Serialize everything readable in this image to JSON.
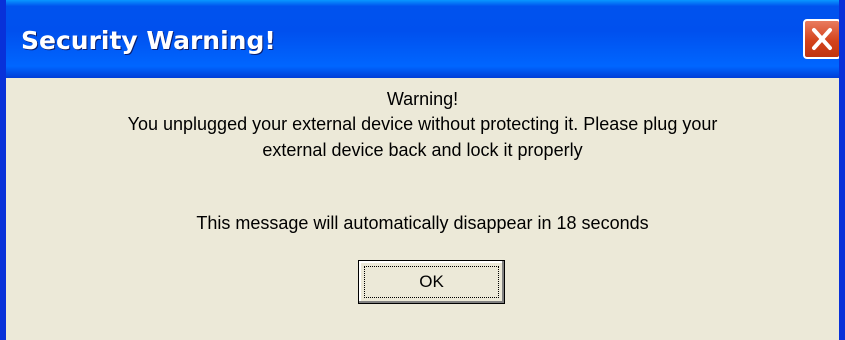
{
  "window": {
    "title": "Security Warning!",
    "close_icon": "close-icon"
  },
  "message": {
    "heading": "Warning!",
    "line1": "You unplugged your external device without protecting it. Please plug your",
    "line2": "external device back and lock it properly",
    "countdown": "This message will automatically disappear in 18 seconds"
  },
  "buttons": {
    "ok_label": "OK"
  },
  "colors": {
    "titlebar": "#0054e3",
    "window_border": "#0831d9",
    "dialog_bg": "#ece9d8",
    "close_button": "#d4431c"
  }
}
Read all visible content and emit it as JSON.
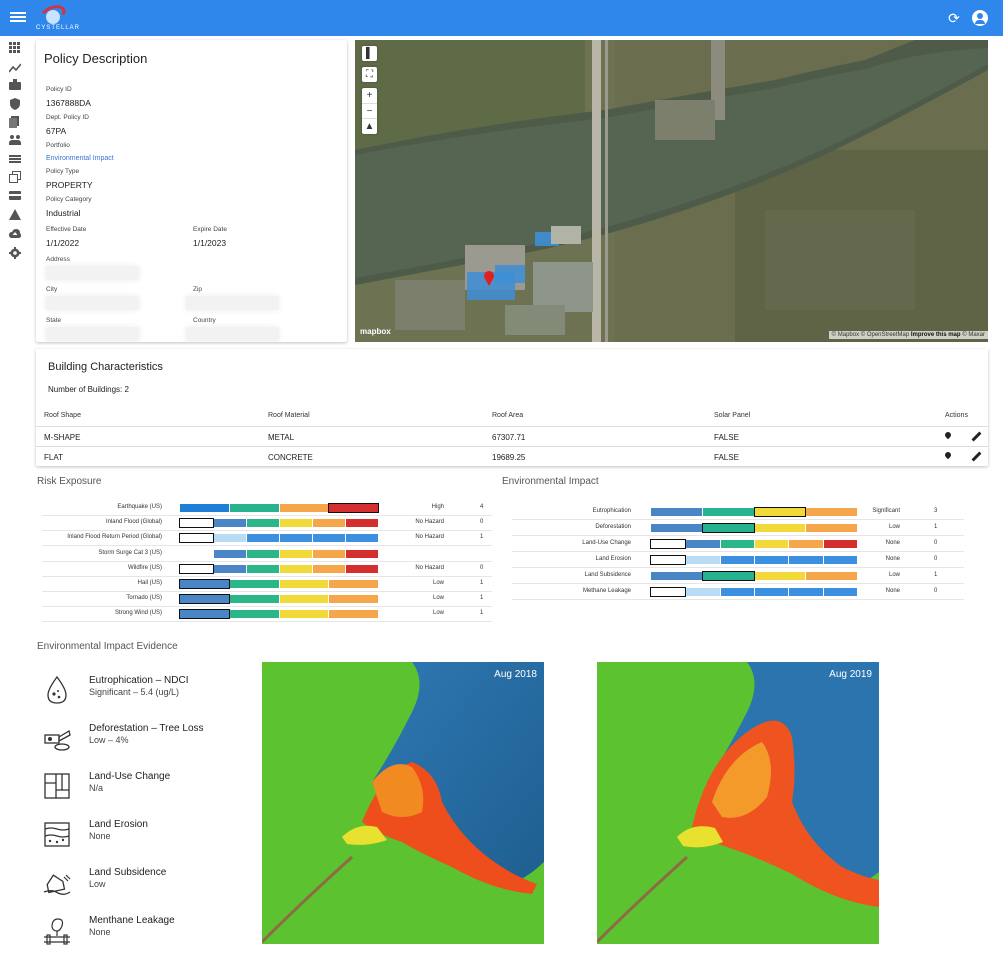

_Aim_:
Write the entries above out in full, exactly, with no images.

_Result of this task_:
Serialize everything readable in this image to JSON.
{
  "window": {
    "title": "Security Warning!",
    "close_icon": "close-icon"
  },
  "message": {
    "heading": "Warning!",
    "line1": "You unplugged your external device without protecting it. Please plug your",
    "line2": "external device back and lock it properly",
    "countdown": "This message will automatically disappear in 18 seconds"
  },
  "buttons": {
    "ok_label": "OK"
  },
  "colors": {
    "titlebar": "#0054e3",
    "window_border": "#0831d9",
    "dialog_bg": "#ece9d8",
    "close_button": "#d4431c"
  }
}
Read all visible content and emit it as JSON.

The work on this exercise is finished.